On 150 acres of broken terrain with ~30 percent mean slope, we plan on about 8 to 10 total flight hours across two days with two aircraft, with total staging and crew hours closer to 24 to 28.

Day 13 — As-Applied Report and Handoff

Before we leave the site, the pilot exports the coverage log and builds an as-applied report: actual flight paths overlaid on the site polygon, actual flow-rate data from the spreader, and a summary of total seed applied and average rate per acre. That report is emailed to the landowner, the reclamation contractor, and — on BAER or NRCS work — the agency specifier.

On most Colorado jobs, this document replaces the “best-effort summary” that helicopter contractors used to provide and satisfies the record-keeping requirements in modern reclamation plans directly.

The Colorado Context: Why This Matters Here, Specifically

Colorado has been averaging roughly a million acres burned every five years for the last decade, with the post-2020 era running well above that average. Northwest Colorado — Moffat, Routt, Rio Blanco, and Garfield counties — has seen a pattern of mixed-severity fires on the sagebrush-juniper-grassland transition zones that is nearly custom-fit for drone seeding:

Every one of those factors plays to the drone’s strengths: mobilization speed, zero ground impact, terrain-following on variable slopes, and the flexibility to work early mornings without a large crew commitment.

The Colorado State University Extension publishes useful reference materials on post-fire recovery for landowners, and the Colorado State Forest Service runs a post-fire recovery program that often connects private landowners with cost-share resources. On BLM ground, the Emergency Stabilization and Rehabilitation (ES&R) program parallels the Forest Service’s BAER process.

What Drone Seeding Doesn’t Solve After a Fire

Being honest about limits is especially important in post-fire work, because the consequences of overselling a single treatment are long-lasting. Here is what drone seeding doesn’t do:

It does not replace mechanical stabilization on the steepest and highest-risk slopes. Very steep, severely burned slopes often need straw wattles, contour felling, or mulch in addition to seed. Drones can supplement these treatments but do not replace them.

It does not guarantee establishment. Broadcast seeding of any kind — drone, helicopter, or ground — depends on post-application weather for germination and survival. A well-executed drone seeding followed by a dry autumn will produce a worse stand than a mediocre drilling followed by a wet autumn. This is the nature of broadcast work; we factor it into application rates, but we cannot make it go away.

§ STATED TASK 1
Repeat a passage from the drone seeding excerpt word for word, beginning at the words "On most Colorado" and stopping after "large crew commitment.".
§ STATED TASK 2
According to the drone seeding excerpt, who receives the as-applied report by email?
The data after the drone seeding excerpt is separate material.

§ RECORDED INFORMATION

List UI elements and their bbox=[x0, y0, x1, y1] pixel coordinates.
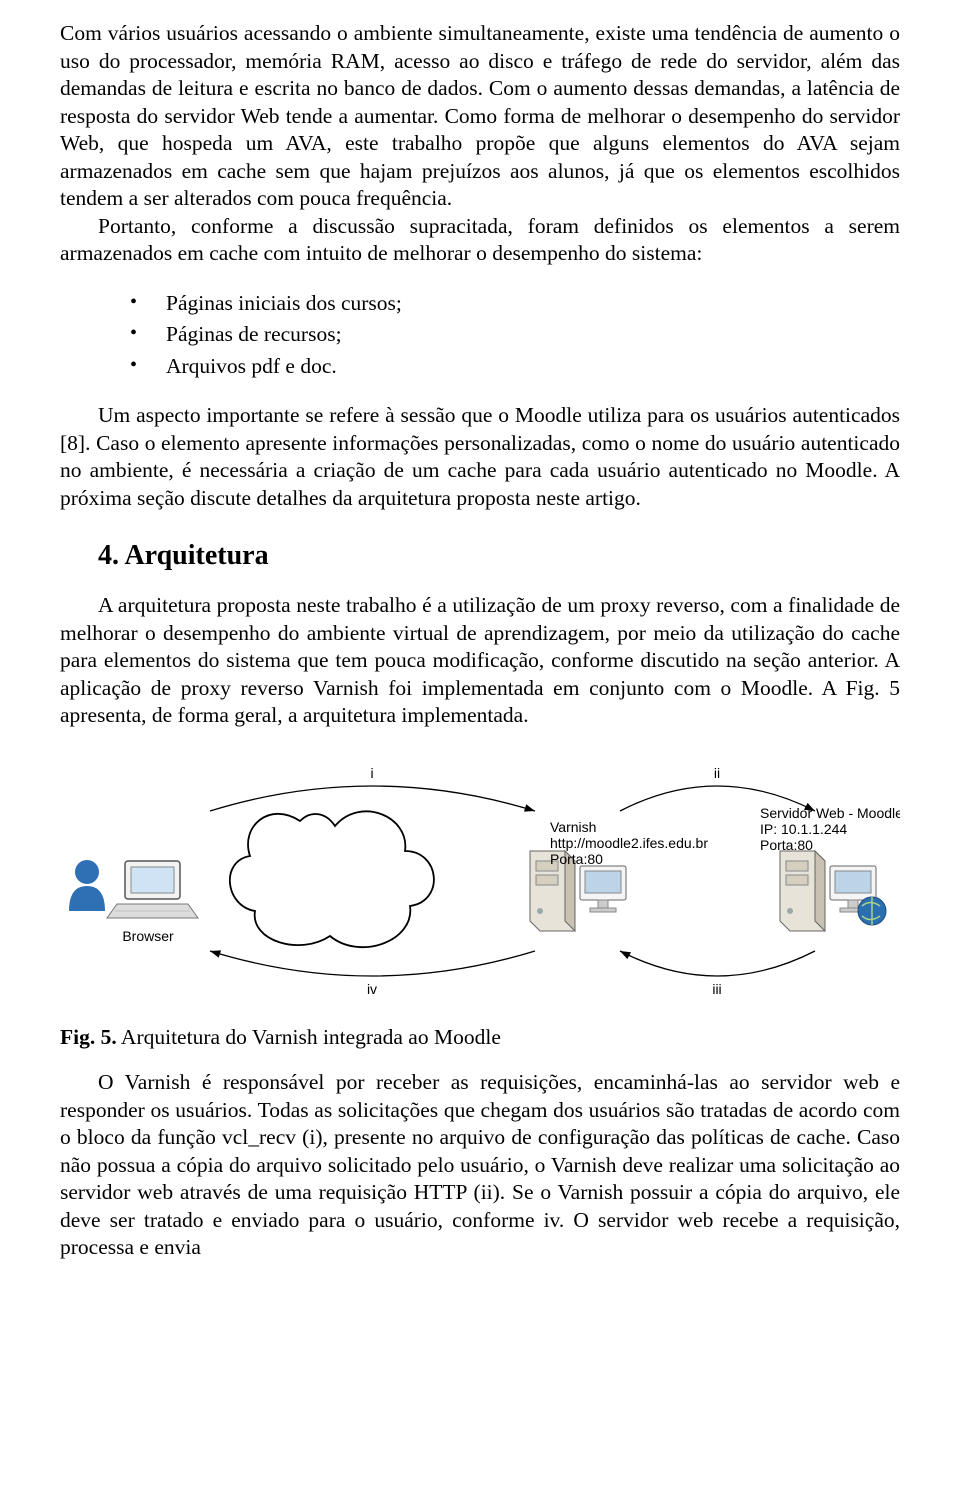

§ FULL ANSWER 1
On most Colorado jobs, this document replaces the “best-effort summary” that helicopter contractors used to provide and satisfies the record-keeping requirements in modern reclamation plans directly.

The Colorado Context: Why This Matters Here, Specifically

Colorado has been averaging roughly a million acres burned every five years for the last decade, with the post-2020 era running well above that average. Northwest Colorado — Moffat, Routt, Rio Blanco, and Garfield counties — has seen a pattern of mixed-severity fires on the sagebrush-juniper-grassland transition zones that is nearly custom-fit for drone seeding:

Every one of those factors plays to the drone’s strengths: mobilization speed, zero ground impact, terrain-following on variable slopes, and the flexibility to work early mornings without a large crew commitment.

§ FULL ANSWER 2
The landowner, the reclamation contractor, and, on BAER or NRCS work, the agency specifier.